* _Raw records_:
- - -

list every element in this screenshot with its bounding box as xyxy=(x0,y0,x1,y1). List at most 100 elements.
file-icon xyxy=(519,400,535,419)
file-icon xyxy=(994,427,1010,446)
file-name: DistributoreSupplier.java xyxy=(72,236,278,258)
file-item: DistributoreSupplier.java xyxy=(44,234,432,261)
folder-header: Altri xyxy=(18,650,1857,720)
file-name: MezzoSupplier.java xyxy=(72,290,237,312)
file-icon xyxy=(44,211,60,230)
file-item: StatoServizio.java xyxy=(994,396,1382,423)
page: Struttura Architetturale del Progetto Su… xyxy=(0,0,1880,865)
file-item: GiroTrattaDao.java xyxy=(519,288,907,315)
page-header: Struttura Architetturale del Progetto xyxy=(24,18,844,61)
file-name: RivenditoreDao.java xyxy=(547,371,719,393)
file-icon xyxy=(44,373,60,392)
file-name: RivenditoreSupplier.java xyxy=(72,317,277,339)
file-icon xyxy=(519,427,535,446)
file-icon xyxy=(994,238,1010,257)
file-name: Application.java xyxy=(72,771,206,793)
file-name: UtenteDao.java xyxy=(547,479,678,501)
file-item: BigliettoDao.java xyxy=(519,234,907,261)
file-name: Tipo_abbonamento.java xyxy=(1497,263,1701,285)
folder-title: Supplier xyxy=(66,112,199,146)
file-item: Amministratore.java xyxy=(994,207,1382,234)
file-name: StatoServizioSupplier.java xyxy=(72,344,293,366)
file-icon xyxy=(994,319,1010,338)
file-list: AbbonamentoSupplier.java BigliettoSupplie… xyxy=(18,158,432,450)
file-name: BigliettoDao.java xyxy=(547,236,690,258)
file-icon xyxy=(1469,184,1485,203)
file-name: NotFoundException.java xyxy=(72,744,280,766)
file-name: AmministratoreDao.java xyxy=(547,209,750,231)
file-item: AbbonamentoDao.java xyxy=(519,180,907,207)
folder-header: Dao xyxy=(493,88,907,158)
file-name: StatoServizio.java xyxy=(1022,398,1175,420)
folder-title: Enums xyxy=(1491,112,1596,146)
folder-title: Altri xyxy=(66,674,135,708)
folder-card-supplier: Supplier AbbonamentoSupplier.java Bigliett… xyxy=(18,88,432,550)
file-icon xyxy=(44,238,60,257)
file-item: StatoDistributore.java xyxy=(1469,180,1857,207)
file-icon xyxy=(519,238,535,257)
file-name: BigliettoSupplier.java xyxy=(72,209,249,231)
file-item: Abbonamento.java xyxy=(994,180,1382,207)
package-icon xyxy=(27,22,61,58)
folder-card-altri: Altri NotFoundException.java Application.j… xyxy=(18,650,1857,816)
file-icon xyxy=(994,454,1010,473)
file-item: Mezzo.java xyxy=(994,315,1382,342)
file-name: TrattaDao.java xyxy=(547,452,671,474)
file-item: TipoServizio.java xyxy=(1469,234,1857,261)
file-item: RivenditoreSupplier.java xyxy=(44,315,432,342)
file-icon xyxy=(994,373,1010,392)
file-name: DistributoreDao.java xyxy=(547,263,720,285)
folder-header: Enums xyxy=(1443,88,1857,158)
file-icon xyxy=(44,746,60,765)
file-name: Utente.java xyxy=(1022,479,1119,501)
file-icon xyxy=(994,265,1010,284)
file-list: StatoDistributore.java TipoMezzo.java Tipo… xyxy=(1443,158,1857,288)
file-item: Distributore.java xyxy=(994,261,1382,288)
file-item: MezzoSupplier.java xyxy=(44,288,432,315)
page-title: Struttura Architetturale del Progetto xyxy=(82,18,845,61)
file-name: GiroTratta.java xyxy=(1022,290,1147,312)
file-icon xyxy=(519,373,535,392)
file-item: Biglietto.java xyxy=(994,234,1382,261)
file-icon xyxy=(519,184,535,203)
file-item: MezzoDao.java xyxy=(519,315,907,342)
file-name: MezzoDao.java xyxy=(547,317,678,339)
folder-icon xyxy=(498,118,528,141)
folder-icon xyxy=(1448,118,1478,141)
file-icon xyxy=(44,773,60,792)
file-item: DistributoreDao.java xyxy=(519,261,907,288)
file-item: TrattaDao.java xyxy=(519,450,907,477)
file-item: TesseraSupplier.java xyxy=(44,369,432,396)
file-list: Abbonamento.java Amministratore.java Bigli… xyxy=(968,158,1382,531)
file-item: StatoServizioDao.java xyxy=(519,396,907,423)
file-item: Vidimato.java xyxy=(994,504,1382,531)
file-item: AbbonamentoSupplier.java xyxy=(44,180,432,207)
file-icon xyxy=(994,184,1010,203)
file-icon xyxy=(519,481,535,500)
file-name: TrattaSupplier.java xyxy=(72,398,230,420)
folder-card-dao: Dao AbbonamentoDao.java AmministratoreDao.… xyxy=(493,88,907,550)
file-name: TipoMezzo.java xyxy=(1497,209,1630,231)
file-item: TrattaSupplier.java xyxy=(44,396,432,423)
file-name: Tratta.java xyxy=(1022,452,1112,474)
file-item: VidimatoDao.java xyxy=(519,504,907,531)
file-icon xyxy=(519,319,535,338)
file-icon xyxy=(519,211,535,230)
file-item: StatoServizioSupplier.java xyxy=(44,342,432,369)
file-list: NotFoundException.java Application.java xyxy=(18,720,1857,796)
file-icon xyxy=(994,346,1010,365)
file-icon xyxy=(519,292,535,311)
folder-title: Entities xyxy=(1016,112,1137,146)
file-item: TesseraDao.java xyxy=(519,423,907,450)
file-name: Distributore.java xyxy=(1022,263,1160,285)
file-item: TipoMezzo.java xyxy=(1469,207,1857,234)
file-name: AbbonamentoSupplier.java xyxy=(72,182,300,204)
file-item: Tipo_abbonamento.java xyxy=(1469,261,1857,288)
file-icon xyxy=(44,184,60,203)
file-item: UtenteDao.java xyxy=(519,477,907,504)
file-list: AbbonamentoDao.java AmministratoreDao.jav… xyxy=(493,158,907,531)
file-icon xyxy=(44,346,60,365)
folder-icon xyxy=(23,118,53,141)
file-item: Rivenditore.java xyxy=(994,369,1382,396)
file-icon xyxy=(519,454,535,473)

- - -

* _Instruction_: Update the items by changing every "folder-title" to "folder-label" and leaving everything else as it is.

* _Solution_:
list every element in this screenshot with its bounding box as xyxy=(x0,y0,x1,y1). List at most 100 elements.
file-icon xyxy=(519,400,535,419)
file-icon xyxy=(994,427,1010,446)
file-name: DistributoreSupplier.java xyxy=(72,236,278,258)
file-item: DistributoreSupplier.java xyxy=(44,234,432,261)
folder-header: Altri xyxy=(18,650,1857,720)
file-name: MezzoSupplier.java xyxy=(72,290,237,312)
file-icon xyxy=(44,211,60,230)
file-item: StatoServizio.java xyxy=(994,396,1382,423)
page: Struttura Architetturale del Progetto Su… xyxy=(0,0,1880,865)
file-item: GiroTrattaDao.java xyxy=(519,288,907,315)
page-header: Struttura Architetturale del Progetto xyxy=(24,18,844,61)
file-name: RivenditoreDao.java xyxy=(547,371,719,393)
file-icon xyxy=(44,373,60,392)
file-name: RivenditoreSupplier.java xyxy=(72,317,277,339)
file-icon xyxy=(519,427,535,446)
file-icon xyxy=(994,238,1010,257)
file-name: Application.java xyxy=(72,771,206,793)
file-name: UtenteDao.java xyxy=(547,479,678,501)
file-item: BigliettoDao.java xyxy=(519,234,907,261)
file-name: Tipo_abbonamento.java xyxy=(1497,263,1701,285)
folder-label: Supplier xyxy=(66,112,199,146)
file-item: Amministratore.java xyxy=(994,207,1382,234)
file-name: StatoServizioSupplier.java xyxy=(72,344,293,366)
file-icon xyxy=(994,319,1010,338)
file-list: AbbonamentoSupplier.java BigliettoSupplie… xyxy=(18,158,432,450)
file-name: BigliettoDao.java xyxy=(547,236,690,258)
file-icon xyxy=(1469,184,1485,203)
file-name: NotFoundException.java xyxy=(72,744,280,766)
file-name: AmministratoreDao.java xyxy=(547,209,750,231)
file-item: AbbonamentoDao.java xyxy=(519,180,907,207)
folder-header: Dao xyxy=(493,88,907,158)
file-name: StatoServizio.java xyxy=(1022,398,1175,420)
folder-label: Enums xyxy=(1491,112,1596,146)
folder-label: Altri xyxy=(66,674,135,708)
folder-card-supplier: Supplier AbbonamentoSupplier.java Bigliett… xyxy=(18,88,432,550)
file-icon xyxy=(44,238,60,257)
file-item: StatoDistributore.java xyxy=(1469,180,1857,207)
file-icon xyxy=(519,238,535,257)
file-name: BigliettoSupplier.java xyxy=(72,209,249,231)
file-item: Abbonamento.java xyxy=(994,180,1382,207)
package-icon xyxy=(27,22,61,58)
folder-card-altri: Altri NotFoundException.java Application.j… xyxy=(18,650,1857,816)
file-icon xyxy=(994,454,1010,473)
file-item: Mezzo.java xyxy=(994,315,1382,342)
file-name: TrattaDao.java xyxy=(547,452,671,474)
file-item: TipoServizio.java xyxy=(1469,234,1857,261)
file-item: RivenditoreSupplier.java xyxy=(44,315,432,342)
file-icon xyxy=(994,373,1010,392)
file-name: DistributoreDao.java xyxy=(547,263,720,285)
folder-header: Enums xyxy=(1443,88,1857,158)
file-icon xyxy=(44,746,60,765)
file-name: Utente.java xyxy=(1022,479,1119,501)
file-icon xyxy=(994,265,1010,284)
file-list: StatoDistributore.java TipoMezzo.java Tipo… xyxy=(1443,158,1857,288)
file-item: Distributore.java xyxy=(994,261,1382,288)
file-item: MezzoSupplier.java xyxy=(44,288,432,315)
page-title: Struttura Architetturale del Progetto xyxy=(82,18,845,61)
file-name: GiroTratta.java xyxy=(1022,290,1147,312)
file-icon xyxy=(519,373,535,392)
file-item: Biglietto.java xyxy=(994,234,1382,261)
file-icon xyxy=(519,184,535,203)
file-item: MezzoDao.java xyxy=(519,315,907,342)
file-name: MezzoDao.java xyxy=(547,317,678,339)
folder-icon xyxy=(498,118,528,141)
folder-icon xyxy=(1448,118,1478,141)
file-icon xyxy=(44,773,60,792)
file-item: DistributoreDao.java xyxy=(519,261,907,288)
file-item: TrattaDao.java xyxy=(519,450,907,477)
file-item: TesseraSupplier.java xyxy=(44,369,432,396)
file-list: Abbonamento.java Amministratore.java Bigli… xyxy=(968,158,1382,531)
file-item: StatoServizioDao.java xyxy=(519,396,907,423)
file-item: Vidimato.java xyxy=(994,504,1382,531)
file-item: AbbonamentoSupplier.java xyxy=(44,180,432,207)
file-icon xyxy=(994,184,1010,203)
file-icon xyxy=(519,481,535,500)
file-name: TrattaSupplier.java xyxy=(72,398,230,420)
folder-card-dao: Dao AbbonamentoDao.java AmministratoreDao.… xyxy=(493,88,907,550)
file-name: TipoMezzo.java xyxy=(1497,209,1630,231)
file-item: TrattaSupplier.java xyxy=(44,396,432,423)
file-name: Tratta.java xyxy=(1022,452,1112,474)
file-item: VidimatoDao.java xyxy=(519,504,907,531)
file-icon xyxy=(519,319,535,338)
file-icon xyxy=(519,211,535,230)
file-item: StatoServizioSupplier.java xyxy=(44,342,432,369)
file-list: NotFoundException.java Application.java xyxy=(18,720,1857,796)
file-icon xyxy=(994,346,1010,365)
file-icon xyxy=(519,292,535,311)
folder-label: Entities xyxy=(1016,112,1137,146)
file-item: TesseraDao.java xyxy=(519,423,907,450)
file-name: Distributore.java xyxy=(1022,263,1160,285)
file-item: TipoMezzo.java xyxy=(1469,207,1857,234)
file-name: AbbonamentoSupplier.java xyxy=(72,182,300,204)
file-item: Tipo_abbonamento.java xyxy=(1469,261,1857,288)
file-icon xyxy=(44,184,60,203)
file-item: UtenteDao.java xyxy=(519,477,907,504)
file-list: AbbonamentoDao.java AmministratoreDao.jav… xyxy=(493,158,907,531)
file-icon xyxy=(44,346,60,365)
folder-icon xyxy=(23,118,53,141)
file-item: Rivenditore.java xyxy=(994,369,1382,396)
file-icon xyxy=(519,454,535,473)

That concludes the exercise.